→ Written problem: Return the full listing exactly as it is written.

** START OF Entries supplied **

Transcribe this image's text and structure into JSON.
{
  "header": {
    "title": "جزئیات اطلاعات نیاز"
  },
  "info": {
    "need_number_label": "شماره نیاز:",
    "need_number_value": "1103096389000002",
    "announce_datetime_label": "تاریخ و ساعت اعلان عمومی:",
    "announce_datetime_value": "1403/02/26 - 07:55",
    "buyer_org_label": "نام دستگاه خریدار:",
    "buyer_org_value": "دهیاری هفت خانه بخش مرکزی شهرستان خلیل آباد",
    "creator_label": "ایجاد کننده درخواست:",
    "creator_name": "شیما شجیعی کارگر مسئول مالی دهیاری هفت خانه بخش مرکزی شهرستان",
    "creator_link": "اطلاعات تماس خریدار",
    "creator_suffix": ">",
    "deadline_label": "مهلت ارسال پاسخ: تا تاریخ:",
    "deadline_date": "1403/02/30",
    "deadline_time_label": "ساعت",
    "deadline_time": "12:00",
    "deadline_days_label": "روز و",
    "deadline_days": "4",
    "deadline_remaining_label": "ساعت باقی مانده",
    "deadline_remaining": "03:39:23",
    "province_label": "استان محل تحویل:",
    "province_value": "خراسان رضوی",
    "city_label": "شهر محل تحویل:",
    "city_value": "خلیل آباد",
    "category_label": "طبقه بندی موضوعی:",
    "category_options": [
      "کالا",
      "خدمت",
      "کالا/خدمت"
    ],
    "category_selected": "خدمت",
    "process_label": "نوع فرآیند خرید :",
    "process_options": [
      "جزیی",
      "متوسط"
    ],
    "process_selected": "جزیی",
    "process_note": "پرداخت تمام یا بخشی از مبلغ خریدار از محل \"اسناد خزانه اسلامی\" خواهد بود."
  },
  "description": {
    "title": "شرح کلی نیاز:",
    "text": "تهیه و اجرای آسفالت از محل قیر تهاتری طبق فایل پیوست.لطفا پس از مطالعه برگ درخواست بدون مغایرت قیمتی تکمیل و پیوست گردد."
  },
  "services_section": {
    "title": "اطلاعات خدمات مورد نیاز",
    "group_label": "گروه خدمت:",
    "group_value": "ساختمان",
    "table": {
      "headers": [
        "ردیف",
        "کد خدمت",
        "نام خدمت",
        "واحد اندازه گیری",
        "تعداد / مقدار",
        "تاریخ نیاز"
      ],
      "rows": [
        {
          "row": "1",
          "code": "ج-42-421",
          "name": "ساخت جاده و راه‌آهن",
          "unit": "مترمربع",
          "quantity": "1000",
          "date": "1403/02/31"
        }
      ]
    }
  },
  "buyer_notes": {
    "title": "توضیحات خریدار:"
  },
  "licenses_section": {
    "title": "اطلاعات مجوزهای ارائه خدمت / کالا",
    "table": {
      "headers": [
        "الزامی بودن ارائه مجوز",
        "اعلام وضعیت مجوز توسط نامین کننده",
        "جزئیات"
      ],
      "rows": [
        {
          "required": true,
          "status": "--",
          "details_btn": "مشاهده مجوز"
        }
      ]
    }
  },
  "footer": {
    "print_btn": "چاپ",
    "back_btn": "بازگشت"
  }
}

** END OF Entries supplied **

→ Task result:
Transcribe this image's text and structure into JSON.
{
  "header": {
    "title": "جزئیات اطلاعات نیاز"
  },
  "info": {
    "need_number_label": "شماره نیاز:",
    "need_number_value": "1103096389000002",
    "announce_datetime_label": "تاریخ و ساعت اعلان عمومی:",
    "announce_datetime_value": "1403/02/26 - 07:55",
    "buyer_org_label": "نام دستگاه خریدار:",
    "buyer_org_value": "دهیاری هفت خانه بخش مرکزی شهرستان خلیل آباد",
    "creator_label": "ایجاد کننده درخواست:",
    "creator_name": "شیما شجیعی کارگر مسئول مالی دهیاری هفت خانه بخش مرکزی شهرستان",
    "creator_link": "اطلاعات تماس خریدار",
    "creator_suffix": ">",
    "deadline_label": "مهلت ارسال پاسخ: تا تاریخ:",
    "deadline_date": "1403/02/30",
    "deadline_time_label": "ساعت",
    "deadline_time": "12:00",
    "deadline_days_label": "روز و",
    "deadline_days": "4",
    "deadline_remaining_label": "ساعت باقی مانده",
    "deadline_remaining": "03:39:23",
    "province_label": "استان محل تحویل:",
    "province_value": "خراسان رضوی",
    "city_label": "شهر محل تحویل:",
    "city_value": "خلیل آباد",
    "category_label": "طبقه بندی موضوعی:",
    "category_options": [
      "کالا",
      "خدمت",
      "کالا/خدمت"
    ],
    "category_selected": "خدمت",
    "process_label": "نوع فرآیند خرید :",
    "process_options": [
      "جزیی",
      "متوسط"
    ],
    "process_selected": "جزیی",
    "process_note": "پرداخت تمام یا بخشی از مبلغ خریدار از محل \"اسناد خزانه اسلامی\" خواهد بود."
  },
  "description": {
    "title": "شرح کلی نیاز:",
    "text": "تهیه و اجرای آسفالت از محل قیر تهاتری طبق فایل پیوست.لطفا پس از مطالعه برگ درخواست بدون مغایرت قیمتی تکمیل و پیوست گردد."
  },
  "services_section": {
    "title": "اطلاعات خدمات مورد نیاز",
    "group_label": "گروه خدمت:",
    "group_value": "ساختمان",
    "table": {
      "headers": [
        "ردیف",
        "کد خدمت",
        "نام خدمت",
        "واحد اندازه گیری",
        "تعداد / مقدار",
        "تاریخ نیاز"
      ],
      "rows": [
        {
          "row": "1",
          "code": "ج-42-421",
          "name": "ساخت جاده و راه‌آهن",
          "unit": "مترمربع",
          "quantity": "1000",
          "date": "1403/02/31"
        }
      ]
    }
  },
  "buyer_notes": {
    "title": "توضیحات خریدار:"
  },
  "licenses_section": {
    "title": "اطلاعات مجوزهای ارائه خدمت / کالا",
    "table": {
      "headers": [
        "الزامی بودن ارائه مجوز",
        "اعلام وضعیت مجوز توسط نامین کننده",
        "جزئیات"
      ],
      "rows": [
        {
          "required": true,
          "status": "--",
          "details_btn": "مشاهده مجوز"
        }
      ]
    }
  },
  "footer": {
    "print_btn": "چاپ",
    "back_btn": "بازگشت"
  }
}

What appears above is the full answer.